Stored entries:

□ □ □

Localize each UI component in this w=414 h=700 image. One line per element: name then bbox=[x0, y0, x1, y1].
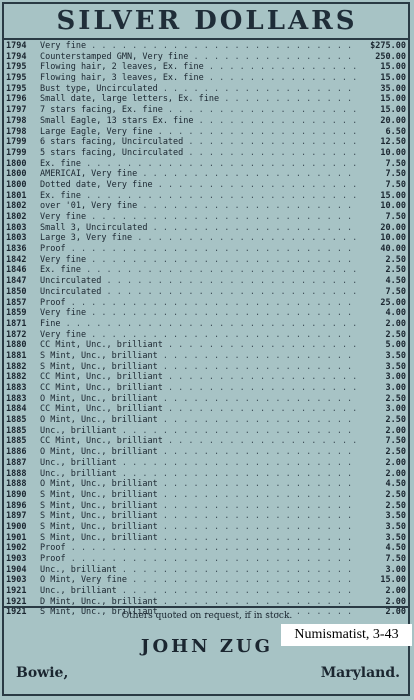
listing-description: Unc., brilliant . . . bbox=[40, 586, 358, 597]
listing-price: 3.50 bbox=[385, 532, 406, 543]
listing-row bbox=[0, 223, 414, 234]
listing-year: 1882 bbox=[6, 361, 27, 372]
listing-row bbox=[0, 436, 414, 447]
listing-row bbox=[0, 308, 414, 319]
listing-price: 2.50 bbox=[385, 489, 406, 500]
listing-price: 2.50 bbox=[385, 447, 406, 458]
listing-price: 4.50 bbox=[385, 276, 406, 287]
listing-description: Very fine . . . bbox=[40, 255, 358, 266]
listing-row bbox=[0, 116, 414, 127]
listing-price: 7.50 bbox=[385, 212, 406, 222]
listing-row bbox=[0, 522, 414, 533]
listing-year: 1883 bbox=[6, 383, 27, 393]
listing-price: 3.00 bbox=[385, 383, 406, 393]
listing-row bbox=[0, 404, 414, 415]
listing-price: 4.50 bbox=[385, 543, 406, 554]
listing-year: 1902 bbox=[6, 543, 27, 554]
listing-price: 35.00 bbox=[380, 83, 406, 94]
listing-price: 2.00 bbox=[385, 318, 406, 329]
listing-description: O Mint, Very fine . . . bbox=[40, 575, 358, 586]
listing-row bbox=[0, 52, 414, 63]
listing-year: 1871 bbox=[6, 318, 27, 329]
listing-price: 20.00 bbox=[380, 115, 406, 126]
listing-price: 250.00 bbox=[375, 51, 406, 62]
listing-description: Unc., brilliant . . . bbox=[40, 565, 358, 576]
listing-year: 1900 bbox=[6, 521, 27, 532]
listing-description: Unc., brilliant . . . bbox=[40, 469, 358, 480]
listing-row bbox=[0, 319, 414, 330]
listing-year: 1794 bbox=[6, 41, 27, 51]
listing-price: 2.00 bbox=[385, 607, 406, 618]
listing-year: 1896 bbox=[6, 500, 27, 511]
listing-price: 3.00 bbox=[385, 372, 406, 383]
listing-price: 3.00 bbox=[385, 564, 406, 575]
listing-price: 15.00 bbox=[380, 62, 406, 73]
listing-price: 10.00 bbox=[380, 233, 406, 244]
listing-year: 1885 bbox=[6, 436, 27, 447]
listing-description: S Mint, Unc., brilliant . . . bbox=[40, 501, 358, 512]
listing-price: 10.00 bbox=[380, 147, 406, 158]
listing-description: Dotted date, Very fine . . . bbox=[40, 180, 358, 191]
listing-description: Flowing hair, 3 leaves, Ex. fine . . . bbox=[40, 73, 358, 84]
listing-row bbox=[0, 362, 414, 373]
listing-price: 2.00 bbox=[385, 457, 406, 468]
listing-price: 7.50 bbox=[385, 554, 406, 564]
listing-price: 2.00 bbox=[385, 468, 406, 479]
listing-description: Ex. fine . . . bbox=[40, 191, 358, 202]
listing-price: 2.50 bbox=[385, 265, 406, 276]
listing-description: Fine . . . bbox=[40, 319, 358, 330]
listing-price: 2.50 bbox=[385, 329, 406, 340]
listing-price: 2.00 bbox=[385, 596, 406, 607]
listing-row bbox=[0, 137, 414, 148]
listing-row bbox=[0, 180, 414, 191]
listing-description: Counterstamped GMN, Very fine . . . bbox=[40, 52, 358, 63]
listing-description: O Mint, Unc., brilliant . . . bbox=[40, 479, 358, 490]
listing-price: 15.00 bbox=[380, 190, 406, 201]
listing-row bbox=[0, 340, 414, 351]
request-note: Others quoted on request, if in stock. bbox=[121, 611, 293, 621]
dealer-name: JOHN ZUG bbox=[140, 636, 274, 657]
listing-price: 3.50 bbox=[385, 361, 406, 372]
listing-price: 12.50 bbox=[380, 137, 406, 148]
listing-year: 1921 bbox=[6, 586, 27, 597]
listing-year: 1803 bbox=[6, 233, 27, 244]
listing-year: 1888 bbox=[6, 468, 27, 479]
listing-year: 1886 bbox=[6, 447, 27, 458]
listing-description: S Mint, Unc., brilliant . . . bbox=[40, 490, 358, 501]
listing-year: 1846 bbox=[6, 265, 27, 276]
listing-price: 4.50 bbox=[385, 479, 406, 490]
listing-price: 15.00 bbox=[380, 575, 406, 586]
listing-row bbox=[0, 169, 414, 180]
listing-price: 15.00 bbox=[380, 94, 406, 105]
listing-price: 7.50 bbox=[385, 158, 406, 169]
listing-description: Ex. fine . . . bbox=[40, 159, 358, 170]
listing-row bbox=[0, 575, 414, 586]
listing-year: 1797 bbox=[6, 105, 27, 116]
listing-price: 2.50 bbox=[385, 500, 406, 511]
listing-description: 5 stars facing, Uncirculated . . . bbox=[40, 148, 358, 159]
listing-year: 1887 bbox=[6, 457, 27, 468]
listing-description: AMERICAI, Very fine . . . bbox=[40, 169, 358, 180]
listing-price: 4.00 bbox=[385, 308, 406, 319]
listing-description: CC Mint, Unc., brilliant . . . bbox=[40, 372, 358, 383]
source-caption: Numismatist, 3-43 bbox=[281, 624, 412, 646]
listing-description: over '01, Very fine . . . bbox=[40, 201, 358, 212]
ad-title: SILVER DOLLARS bbox=[56, 6, 358, 36]
listing-row bbox=[0, 543, 414, 554]
listing-row bbox=[0, 159, 414, 170]
listing-row bbox=[0, 41, 414, 52]
listing-row bbox=[0, 458, 414, 469]
listing-description: CC Mint, Unc., brilliant . . . bbox=[40, 404, 358, 415]
listing-price: $275.00 bbox=[370, 41, 406, 51]
listing-year: 1897 bbox=[6, 511, 27, 522]
listing-row bbox=[0, 244, 414, 255]
listing-description: Bust type, Uncirculated . . . bbox=[40, 84, 358, 95]
listing-year: 1802 bbox=[6, 212, 27, 222]
listing-year: 1881 bbox=[6, 350, 27, 361]
listing-year: 1795 bbox=[6, 62, 27, 73]
listing-row bbox=[0, 94, 414, 105]
listing-year: 1903 bbox=[6, 554, 27, 564]
listing-row bbox=[0, 479, 414, 490]
listing-description: Ex. fine . . . bbox=[40, 265, 358, 276]
listing-price: 15.00 bbox=[380, 73, 406, 84]
listing-row bbox=[0, 469, 414, 480]
listing-year: 1921 bbox=[6, 596, 27, 607]
dealer-city: Bowie, bbox=[16, 665, 69, 681]
listing-price: 2.00 bbox=[385, 586, 406, 597]
listing-description: Large Eagle, Very fine . . . bbox=[40, 127, 358, 138]
listing-year: 1883 bbox=[6, 393, 27, 404]
listing-year: 1803 bbox=[6, 222, 27, 233]
listing-year: 1921 bbox=[6, 607, 27, 618]
listing-year: 1801 bbox=[6, 190, 27, 201]
listing-row bbox=[0, 501, 414, 512]
listing-price: 5.00 bbox=[385, 340, 406, 351]
listing-year: 1800 bbox=[6, 179, 27, 190]
listing-description: S Mint, Unc., brilliant . . . bbox=[40, 351, 358, 362]
listing-description: CC Mint, Unc., brilliant . . . bbox=[40, 436, 358, 447]
listing-year: 1799 bbox=[6, 147, 27, 158]
listing-description: Large 3, Very fine . . . bbox=[40, 233, 358, 244]
listing-year: 1872 bbox=[6, 329, 27, 340]
listing-description: Very fine . . . bbox=[40, 212, 358, 223]
listing-year: 1859 bbox=[6, 308, 27, 319]
listing-year: 1888 bbox=[6, 479, 27, 490]
listing-description: Small Eagle, 13 stars Ex. fine . . . bbox=[40, 116, 358, 127]
listing-description: Unc., brilliant . . . bbox=[40, 458, 358, 469]
listing-row bbox=[0, 330, 414, 341]
listing-description: Small 3, Uncirculated . . . bbox=[40, 223, 358, 234]
listing-price: 3.50 bbox=[385, 350, 406, 361]
listing-row bbox=[0, 255, 414, 266]
listing-row bbox=[0, 62, 414, 73]
listing-year: 1885 bbox=[6, 415, 27, 426]
listing-year: 1882 bbox=[6, 372, 27, 383]
listing-row bbox=[0, 415, 414, 426]
listing-description: Very fine . . . bbox=[40, 308, 358, 319]
listing-year: 1842 bbox=[6, 254, 27, 265]
listing-year: 1880 bbox=[6, 340, 27, 351]
listing-row bbox=[0, 447, 414, 458]
listing-row bbox=[0, 511, 414, 522]
listing-description: Unc., brilliant . . . bbox=[40, 426, 358, 437]
listing-description: CC Mint, Unc., brilliant . . . bbox=[40, 340, 358, 351]
listing-description: Flowing hair, 2 leaves, Ex. fine . . . bbox=[40, 62, 358, 73]
listing-row bbox=[0, 426, 414, 437]
listing-row bbox=[0, 191, 414, 202]
listing-year: 1890 bbox=[6, 489, 27, 500]
listing-description: Uncirculated . . . bbox=[40, 276, 358, 287]
listing-price: 7.50 bbox=[385, 169, 406, 180]
listing-price: 15.00 bbox=[380, 105, 406, 116]
listing-row bbox=[0, 394, 414, 405]
footer-rule bbox=[4, 606, 408, 608]
listing-description: S Mint, Unc., brilliant . . . bbox=[40, 607, 358, 618]
listing-description: 6 stars facing, Uncirculated . . . bbox=[40, 137, 358, 148]
listing-description: S Mint, Unc., brilliant . . . bbox=[40, 533, 358, 544]
listing-price: 2.00 bbox=[385, 425, 406, 436]
listing-year: 1800 bbox=[6, 169, 27, 180]
title-rule bbox=[4, 38, 408, 40]
listing-price: 2.50 bbox=[385, 254, 406, 265]
listing-row bbox=[0, 276, 414, 287]
listing-description: O Mint, Unc., brilliant . . . bbox=[40, 394, 358, 405]
listing-year: 1794 bbox=[6, 51, 27, 62]
listing-price: 7.50 bbox=[385, 436, 406, 447]
listing-price: 40.00 bbox=[380, 244, 406, 255]
listing-year: 1796 bbox=[6, 94, 27, 105]
listing-year: 1903 bbox=[6, 575, 27, 586]
listing-description: Very fine . . . bbox=[40, 330, 358, 341]
listing-row bbox=[0, 554, 414, 565]
listing-year: 1795 bbox=[6, 73, 27, 84]
listing-year: 1798 bbox=[6, 115, 27, 126]
listing-row bbox=[0, 127, 414, 138]
listing-price: 20.00 bbox=[380, 222, 406, 233]
listing-description: D Mint, Unc., brilliant . . . bbox=[40, 597, 358, 608]
listing-year: 1795 bbox=[6, 83, 27, 94]
listing-description: Proof . . . bbox=[40, 244, 358, 255]
listing-row bbox=[0, 383, 414, 394]
listing-year: 1901 bbox=[6, 532, 27, 543]
listing-year: 1904 bbox=[6, 564, 27, 575]
listing-row bbox=[0, 565, 414, 576]
listing-description: CC Mint, Unc., brilliant . . . bbox=[40, 383, 358, 394]
dealer-state: Maryland. bbox=[320, 665, 400, 681]
listing-row bbox=[0, 265, 414, 276]
listing-row bbox=[0, 212, 414, 223]
listing-price: 25.00 bbox=[380, 297, 406, 308]
listing-description: Small date, large letters, Ex. fine . . . bbox=[40, 94, 358, 105]
listing-row bbox=[0, 287, 414, 298]
listing-description: O Mint, Unc., brilliant . . . bbox=[40, 415, 358, 426]
listing-row bbox=[0, 351, 414, 362]
listing-year: 1857 bbox=[6, 297, 27, 308]
listing-year: 1850 bbox=[6, 286, 27, 297]
listing-price: 2.50 bbox=[385, 415, 406, 426]
listing-description: Uncirculated . . . bbox=[40, 287, 358, 298]
listing-price: 7.50 bbox=[385, 286, 406, 297]
listing-description: Proof . . . bbox=[40, 543, 358, 554]
listing-price: 3.50 bbox=[385, 511, 406, 522]
listing-price: 3.00 bbox=[385, 404, 406, 415]
listing-description: Proof . . . bbox=[40, 298, 358, 309]
listing-row bbox=[0, 84, 414, 95]
listing-row bbox=[0, 372, 414, 383]
listing-row bbox=[0, 490, 414, 501]
listing-year: 1885 bbox=[6, 425, 27, 436]
listing-description: S Mint, Unc., brilliant . . . bbox=[40, 362, 358, 373]
listing-row bbox=[0, 233, 414, 244]
listing-year: 1802 bbox=[6, 201, 27, 212]
listing-price: 6.50 bbox=[385, 126, 406, 137]
listing-description: 7 stars facing, Ex. fine . . . bbox=[40, 105, 358, 116]
listing-year: 1798 bbox=[6, 126, 27, 137]
listing-row bbox=[0, 586, 414, 597]
listing-year: 1799 bbox=[6, 137, 27, 148]
listing-row bbox=[0, 73, 414, 84]
listing-row bbox=[0, 533, 414, 544]
price-list bbox=[0, 41, 414, 618]
listing-price: 10.00 bbox=[380, 201, 406, 212]
listing-year: 1800 bbox=[6, 158, 27, 169]
listing-row bbox=[0, 201, 414, 212]
listing-description: Proof . . . bbox=[40, 554, 358, 565]
listing-price: 7.50 bbox=[385, 179, 406, 190]
listing-price: 3.50 bbox=[385, 521, 406, 532]
listing-price: 2.50 bbox=[385, 393, 406, 404]
listing-description: Very fine . . . bbox=[40, 41, 358, 52]
listing-row bbox=[0, 105, 414, 116]
listing-row bbox=[0, 148, 414, 159]
listing-year: 1836 bbox=[6, 244, 27, 255]
listing-year: 1847 bbox=[6, 276, 27, 287]
listing-description: O Mint, Unc., brilliant . . . bbox=[40, 447, 358, 458]
listing-description: S Mint, Unc., brilliant . . . bbox=[40, 522, 358, 533]
listing-row bbox=[0, 298, 414, 309]
listing-year: 1884 bbox=[6, 404, 27, 415]
listing-description: S Mint, Unc., brilliant . . . bbox=[40, 511, 358, 522]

□ □ □

What the task requires
Rewrite the items above as a numbered list, leaving out blank lines. Begin at the line containing "586, 358, 597]" and stop after the line containing "listing-price: 2.50 bbox=[385, 489, 406, 500]".

Response to the exercise
1. listing-description: Unc., brilliant . . . bbox=[40, 586, 358, 597]
2. listing-price: 3.50 bbox=[385, 532, 406, 543]
3. listing-row bbox=[0, 223, 414, 234]
4. listing-year: 1882 bbox=[6, 361, 27, 372]
5. listing-row bbox=[0, 436, 414, 447]
6. listing-row bbox=[0, 308, 414, 319]
7. listing-price: 2.50 bbox=[385, 489, 406, 500]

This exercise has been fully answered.